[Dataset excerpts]
========================================================================

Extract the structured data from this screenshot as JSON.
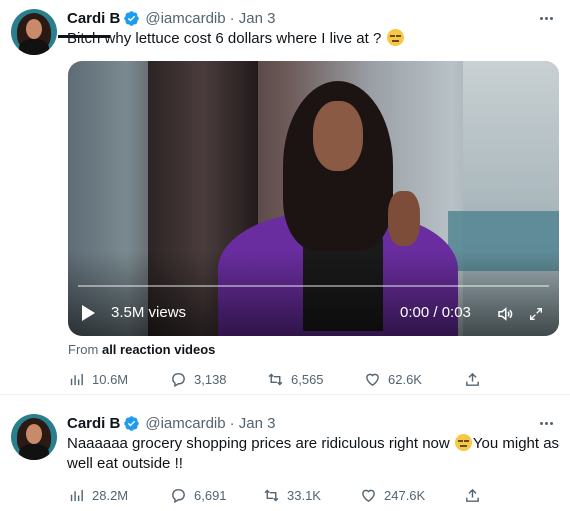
{
  "tweets": [
    {
      "name": "Cardi B",
      "handle": "@iamcardib",
      "date": "· Jan 3",
      "text_struck": "Bitch",
      "text": "why lettuce cost 6 dollars where I live at ?",
      "media": {
        "views": "3.5M views",
        "time": "0:00 / 0:03"
      },
      "from_prefix": "From",
      "from_link": "all reaction videos",
      "stats": {
        "views": "10.6M",
        "replies": "3,138",
        "retweets": "6,565",
        "likes": "62.6K"
      }
    },
    {
      "name": "Cardi B",
      "handle": "@iamcardib",
      "date": "· Jan 3",
      "text_a": "Naaaaaa grocery shopping prices are ridiculous right now",
      "text_b": "You might as well eat outside !!",
      "stats": {
        "views": "28.2M",
        "replies": "6,691",
        "retweets": "33.1K",
        "likes": "247.6K"
      }
    }
  ],
  "colors": {
    "verified": "#1d9bf0",
    "muted": "#536471",
    "text": "#0f1419"
  },
  "icons": [
    "verified-badge-icon",
    "more-icon",
    "play-icon",
    "volume-icon",
    "fullscreen-icon",
    "analytics-icon",
    "reply-icon",
    "retweet-icon",
    "like-icon",
    "share-icon"
  ]
}
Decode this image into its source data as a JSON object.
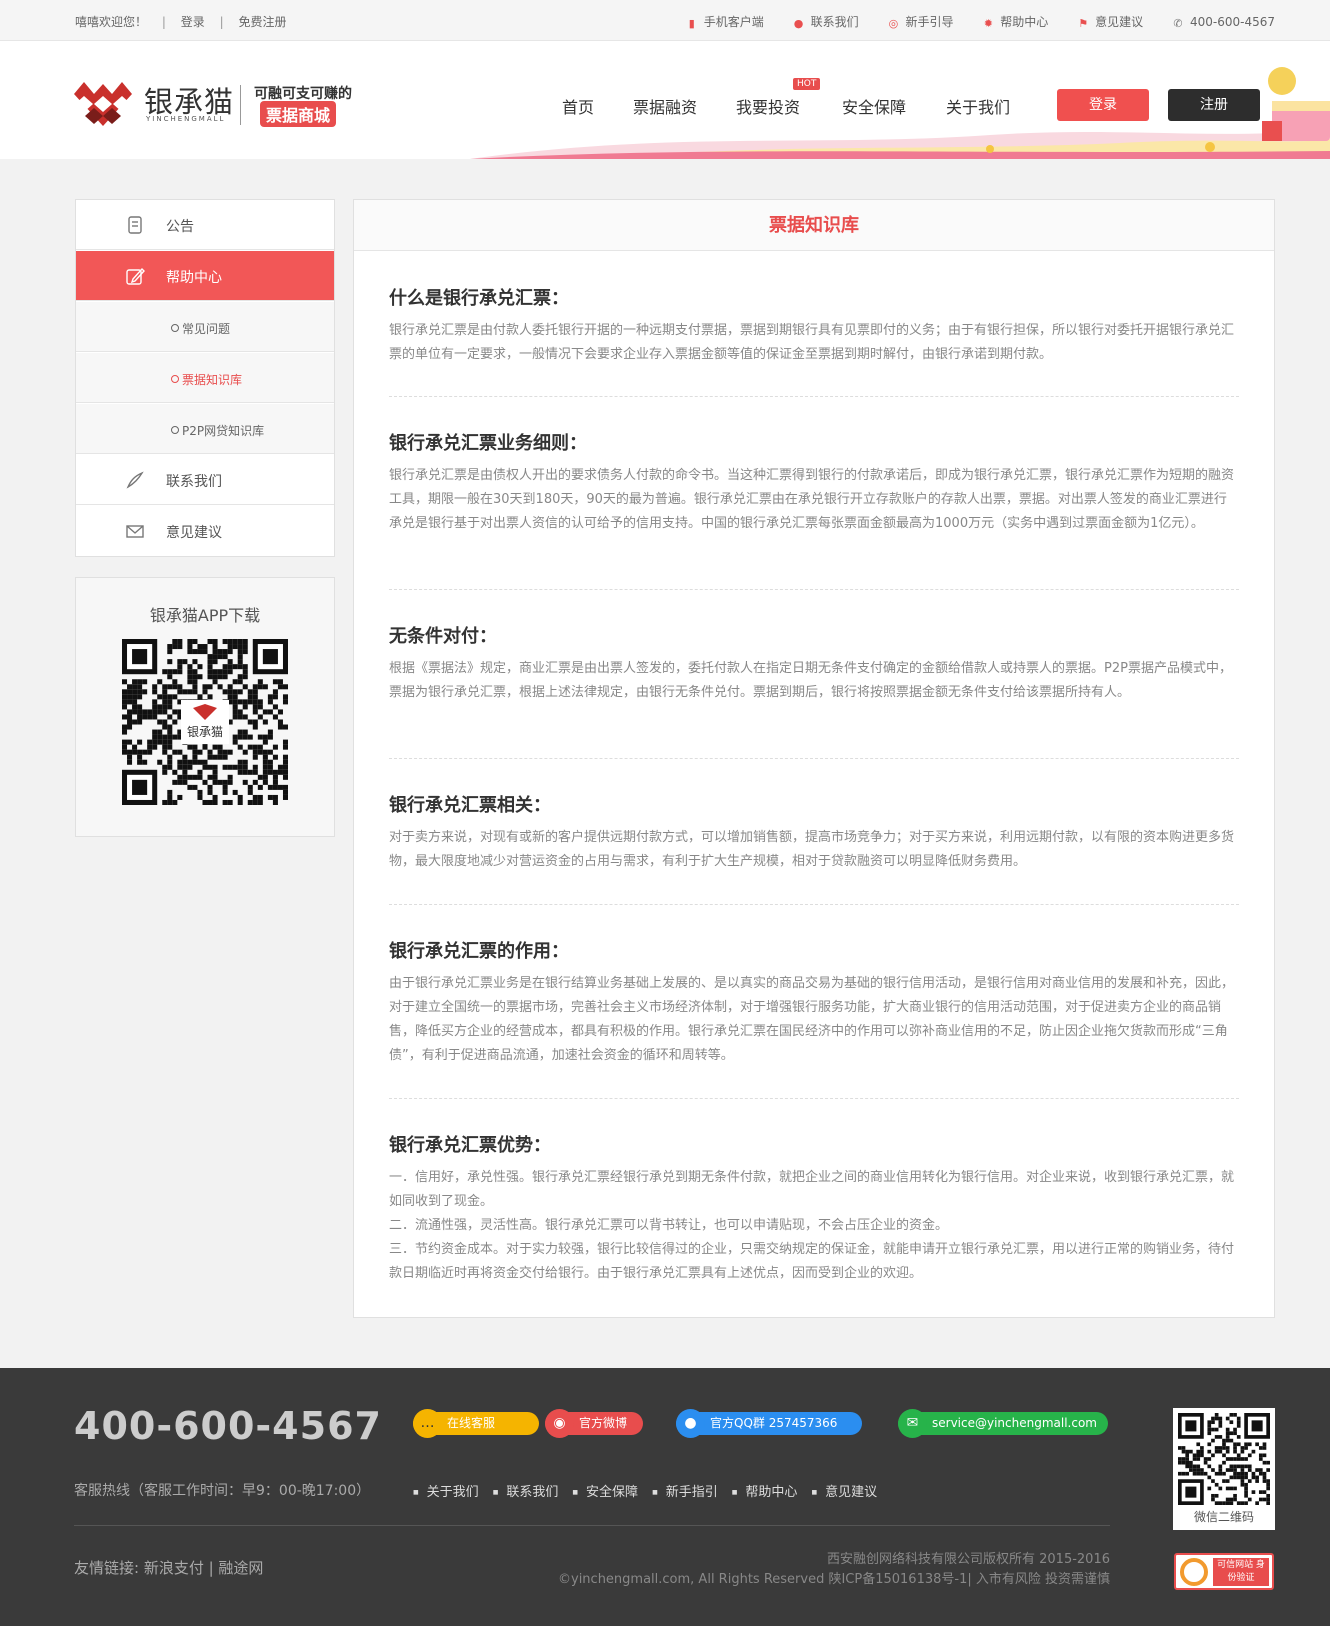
{
  "topbar": {
    "welcome": "嘻嘻欢迎您！",
    "login": "登录",
    "register": "免费注册",
    "links": [
      {
        "label": "手机客户端",
        "icon": "mobile-icon"
      },
      {
        "label": "联系我们",
        "icon": "location-icon"
      },
      {
        "label": "新手引导",
        "icon": "guide-icon"
      },
      {
        "label": "帮助中心",
        "icon": "gear-icon"
      },
      {
        "label": "意见建议",
        "icon": "flag-icon"
      },
      {
        "label": "400-600-4567",
        "icon": "phone-icon"
      }
    ]
  },
  "header": {
    "logo_name": "银承猫",
    "logo_sub": "YINCHENGMALL",
    "slogan": "可融可支可赚的",
    "slogan_badge": "票据商城",
    "nav": [
      "首页",
      "票据融资",
      "我要投资",
      "安全保障",
      "关于我们"
    ],
    "hot_badge": "HOT",
    "login_button": "登录",
    "register_button": "注册"
  },
  "sidebar": {
    "items": [
      {
        "label": "公告",
        "icon": "document-icon"
      },
      {
        "label": "帮助中心",
        "icon": "edit-icon"
      },
      {
        "label": "常见问题"
      },
      {
        "label": "票据知识库"
      },
      {
        "label": "P2P网贷知识库"
      },
      {
        "label": "联系我们",
        "icon": "pen-icon"
      },
      {
        "label": "意见建议",
        "icon": "mail-icon"
      }
    ],
    "app_title": "银承猫APP下载",
    "qr_logo": "银承猫"
  },
  "content": {
    "title": "票据知识库",
    "sections": [
      {
        "heading": "什么是银行承兑汇票：",
        "body": "银行承兑汇票是由付款人委托银行开据的一种远期支付票据，票据到期银行具有见票即付的义务；由于有银行担保，所以银行对委托开据银行承兑汇票的单位有一定要求，一般情况下会要求企业存入票据金额等值的保证金至票据到期时解付，由银行承诺到期付款。"
      },
      {
        "heading": "银行承兑汇票业务细则：",
        "body": "银行承兑汇票是由债权人开出的要求债务人付款的命令书。当这种汇票得到银行的付款承诺后，即成为银行承兑汇票，银行承兑汇票作为短期的融资工具，期限一般在30天到180天，90天的最为普遍。银行承兑汇票由在承兑银行开立存款账户的存款人出票，票据。对出票人签发的商业汇票进行承兑是银行基于对出票人资信的认可给予的信用支持。中国的银行承兑汇票每张票面金额最高为1000万元（实务中遇到过票面金额为1亿元）。"
      },
      {
        "heading": "无条件对付：",
        "body": "根据《票据法》规定，商业汇票是由出票人签发的，委托付款人在指定日期无条件支付确定的金额给借款人或持票人的票据。P2P票据产品模式中，票据为银行承兑汇票，根据上述法律规定，由银行无条件兑付。票据到期后，银行将按照票据金额无条件支付给该票据所持有人。"
      },
      {
        "heading": "银行承兑汇票相关：",
        "body": "对于卖方来说，对现有或新的客户提供远期付款方式，可以增加销售额，提高市场竞争力；对于买方来说，利用远期付款，以有限的资本购进更多货物，最大限度地减少对营运资金的占用与需求，有利于扩大生产规模，相对于贷款融资可以明显降低财务费用。"
      },
      {
        "heading": "银行承兑汇票的作用：",
        "body": "由于银行承兑汇票业务是在银行结算业务基础上发展的、是以真实的商品交易为基础的银行信用活动，是银行信用对商业信用的发展和补充，因此，对于建立全国统一的票据市场，完善社会主义市场经济体制，对于增强银行服务功能，扩大商业银行的信用活动范围，对于促进卖方企业的商品销售，降低买方企业的经营成本，都具有积极的作用。银行承兑汇票在国民经济中的作用可以弥补商业信用的不足，防止因企业拖欠货款而形成“三角债”，有利于促进商品流通，加速社会资金的循环和周转等。"
      },
      {
        "heading": "银行承兑汇票优势：",
        "lines": [
          "一．信用好，承兑性强。银行承兑汇票经银行承兑到期无条件付款，就把企业之间的商业信用转化为银行信用。对企业来说，收到银行承兑汇票，就如同收到了现金。",
          "二．流通性强，灵活性高。银行承兑汇票可以背书转让，也可以申请贴现，不会占压企业的资金。",
          "三．节约资金成本。对于实力较强，银行比较信得过的企业，只需交纳规定的保证金，就能申请开立银行承兑汇票，用以进行正常的购销业务，待付款日期临近时再将资金交付给银行。由于银行承兑汇票具有上述优点，因而受到企业的欢迎。"
        ]
      }
    ]
  },
  "footer": {
    "phone": "400-600-4567",
    "hotline": "客服热线（客服工作时间：早9：00-晚17:00）",
    "contacts": [
      {
        "label": "在线客服",
        "icon": "chat-icon",
        "color": "#f5b400"
      },
      {
        "label": "官方微博",
        "icon": "weibo-icon",
        "color": "#e84d4d"
      },
      {
        "label": "官方QQ群 257457366",
        "icon": "qq-icon",
        "color": "#2b8ef0"
      },
      {
        "label": "service@yinchengmall.com",
        "icon": "mail-icon",
        "color": "#27b34a"
      }
    ],
    "links": [
      "关于我们",
      "联系我们",
      "安全保障",
      "新手指引",
      "帮助中心",
      "意见建议"
    ],
    "friend_links": "友情链接: 新浪支付 | 融途网",
    "company": "西安融创网络科技有限公司版权所有 2015-2016",
    "copyright": "©yinchengmall.com, All Rights Reserved 陕ICP备15016138号-1| 入市有风险 投资需谨慎",
    "qr_caption": "微信二维码",
    "badge_text": "可信网站 身份验证"
  },
  "colors": {
    "accent": "#f25757",
    "dark": "#2d2d2d",
    "footer_bg": "#3a3a3a"
  }
}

========================================================================

→ Requirement: Make an exact copy of every entry above, minus the images.

→ Exercise response:
Extract the structured data from this screenshot as JSON.
{
  "tweets": [
    {
      "name": "Cardi B",
      "handle": "@iamcardib",
      "date": "· Jan 3",
      "text_struck": "Bitch",
      "text": "why lettuce cost 6 dollars where I live at ?",
      "media": {
        "views": "3.5M views",
        "time": "0:00 / 0:03"
      },
      "from_prefix": "From",
      "from_link": "all reaction videos",
      "stats": {
        "views": "10.6M",
        "replies": "3,138",
        "retweets": "6,565",
        "likes": "62.6K"
      }
    },
    {
      "name": "Cardi B",
      "handle": "@iamcardib",
      "date": "· Jan 3",
      "text_a": "Naaaaaa grocery shopping prices are ridiculous right now",
      "text_b": "You might as well eat outside !!",
      "stats": {
        "views": "28.2M",
        "replies": "6,691",
        "retweets": "33.1K",
        "likes": "247.6K"
      }
    }
  ],
  "colors": {
    "verified": "#1d9bf0",
    "muted": "#536471",
    "text": "#0f1419"
  },
  "icons": [
    "verified-badge-icon",
    "more-icon",
    "play-icon",
    "volume-icon",
    "fullscreen-icon",
    "analytics-icon",
    "reply-icon",
    "retweet-icon",
    "like-icon",
    "share-icon"
  ]
}
Decode this image into its source data as a JSON object.
{
  "topbar": {
    "welcome": "嘻嘻欢迎您！",
    "login": "登录",
    "register": "免费注册",
    "links": [
      {
        "label": "手机客户端",
        "icon": "mobile-icon"
      },
      {
        "label": "联系我们",
        "icon": "location-icon"
      },
      {
        "label": "新手引导",
        "icon": "guide-icon"
      },
      {
        "label": "帮助中心",
        "icon": "gear-icon"
      },
      {
        "label": "意见建议",
        "icon": "flag-icon"
      },
      {
        "label": "400-600-4567",
        "icon": "phone-icon"
      }
    ]
  },
  "header": {
    "logo_name": "银承猫",
    "logo_sub": "YINCHENGMALL",
    "slogan": "可融可支可赚的",
    "slogan_badge": "票据商城",
    "nav": [
      "首页",
      "票据融资",
      "我要投资",
      "安全保障",
      "关于我们"
    ],
    "hot_badge": "HOT",
    "login_button": "登录",
    "register_button": "注册"
  },
  "sidebar": {
    "items": [
      {
        "label": "公告",
        "icon": "document-icon"
      },
      {
        "label": "帮助中心",
        "icon": "edit-icon"
      },
      {
        "label": "常见问题"
      },
      {
        "label": "票据知识库"
      },
      {
        "label": "P2P网贷知识库"
      },
      {
        "label": "联系我们",
        "icon": "pen-icon"
      },
      {
        "label": "意见建议",
        "icon": "mail-icon"
      }
    ],
    "app_title": "银承猫APP下载",
    "qr_logo": "银承猫"
  },
  "content": {
    "title": "票据知识库",
    "sections": [
      {
        "heading": "什么是银行承兑汇票：",
        "body": "银行承兑汇票是由付款人委托银行开据的一种远期支付票据，票据到期银行具有见票即付的义务；由于有银行担保，所以银行对委托开据银行承兑汇票的单位有一定要求，一般情况下会要求企业存入票据金额等值的保证金至票据到期时解付，由银行承诺到期付款。"
      },
      {
        "heading": "银行承兑汇票业务细则：",
        "body": "银行承兑汇票是由债权人开出的要求债务人付款的命令书。当这种汇票得到银行的付款承诺后，即成为银行承兑汇票，银行承兑汇票作为短期的融资工具，期限一般在30天到180天，90天的最为普遍。银行承兑汇票由在承兑银行开立存款账户的存款人出票，票据。对出票人签发的商业汇票进行承兑是银行基于对出票人资信的认可给予的信用支持。中国的银行承兑汇票每张票面金额最高为1000万元（实务中遇到过票面金额为1亿元）。"
      },
      {
        "heading": "无条件对付：",
        "body": "根据《票据法》规定，商业汇票是由出票人签发的，委托付款人在指定日期无条件支付确定的金额给借款人或持票人的票据。P2P票据产品模式中，票据为银行承兑汇票，根据上述法律规定，由银行无条件兑付。票据到期后，银行将按照票据金额无条件支付给该票据所持有人。"
      },
      {
        "heading": "银行承兑汇票相关：",
        "body": "对于卖方来说，对现有或新的客户提供远期付款方式，可以增加销售额，提高市场竞争力；对于买方来说，利用远期付款，以有限的资本购进更多货物，最大限度地减少对营运资金的占用与需求，有利于扩大生产规模，相对于贷款融资可以明显降低财务费用。"
      },
      {
        "heading": "银行承兑汇票的作用：",
        "body": "由于银行承兑汇票业务是在银行结算业务基础上发展的、是以真实的商品交易为基础的银行信用活动，是银行信用对商业信用的发展和补充，因此，对于建立全国统一的票据市场，完善社会主义市场经济体制，对于增强银行服务功能，扩大商业银行的信用活动范围，对于促进卖方企业的商品销售，降低买方企业的经营成本，都具有积极的作用。银行承兑汇票在国民经济中的作用可以弥补商业信用的不足，防止因企业拖欠货款而形成“三角债”，有利于促进商品流通，加速社会资金的循环和周转等。"
      },
      {
        "heading": "银行承兑汇票优势：",
        "lines": [
          "一．信用好，承兑性强。银行承兑汇票经银行承兑到期无条件付款，就把企业之间的商业信用转化为银行信用。对企业来说，收到银行承兑汇票，就如同收到了现金。",
          "二．流通性强，灵活性高。银行承兑汇票可以背书转让，也可以申请贴现，不会占压企业的资金。",
          "三．节约资金成本。对于实力较强，银行比较信得过的企业，只需交纳规定的保证金，就能申请开立银行承兑汇票，用以进行正常的购销业务，待付款日期临近时再将资金交付给银行。由于银行承兑汇票具有上述优点，因而受到企业的欢迎。"
        ]
      }
    ]
  },
  "footer": {
    "phone": "400-600-4567",
    "hotline": "客服热线（客服工作时间：早9：00-晚17:00）",
    "contacts": [
      {
        "label": "在线客服",
        "icon": "chat-icon",
        "color": "#f5b400"
      },
      {
        "label": "官方微博",
        "icon": "weibo-icon",
        "color": "#e84d4d"
      },
      {
        "label": "官方QQ群 257457366",
        "icon": "qq-icon",
        "color": "#2b8ef0"
      },
      {
        "label": "service@yinchengmall.com",
        "icon": "mail-icon",
        "color": "#27b34a"
      }
    ],
    "links": [
      "关于我们",
      "联系我们",
      "安全保障",
      "新手指引",
      "帮助中心",
      "意见建议"
    ],
    "friend_links": "友情链接: 新浪支付 | 融途网",
    "company": "西安融创网络科技有限公司版权所有 2015-2016",
    "copyright": "©yinchengmall.com, All Rights Reserved 陕ICP备15016138号-1| 入市有风险 投资需谨慎",
    "qr_caption": "微信二维码",
    "badge_text": "可信网站 身份验证"
  },
  "colors": {
    "accent": "#f25757",
    "dark": "#2d2d2d",
    "footer_bg": "#3a3a3a"
  }
}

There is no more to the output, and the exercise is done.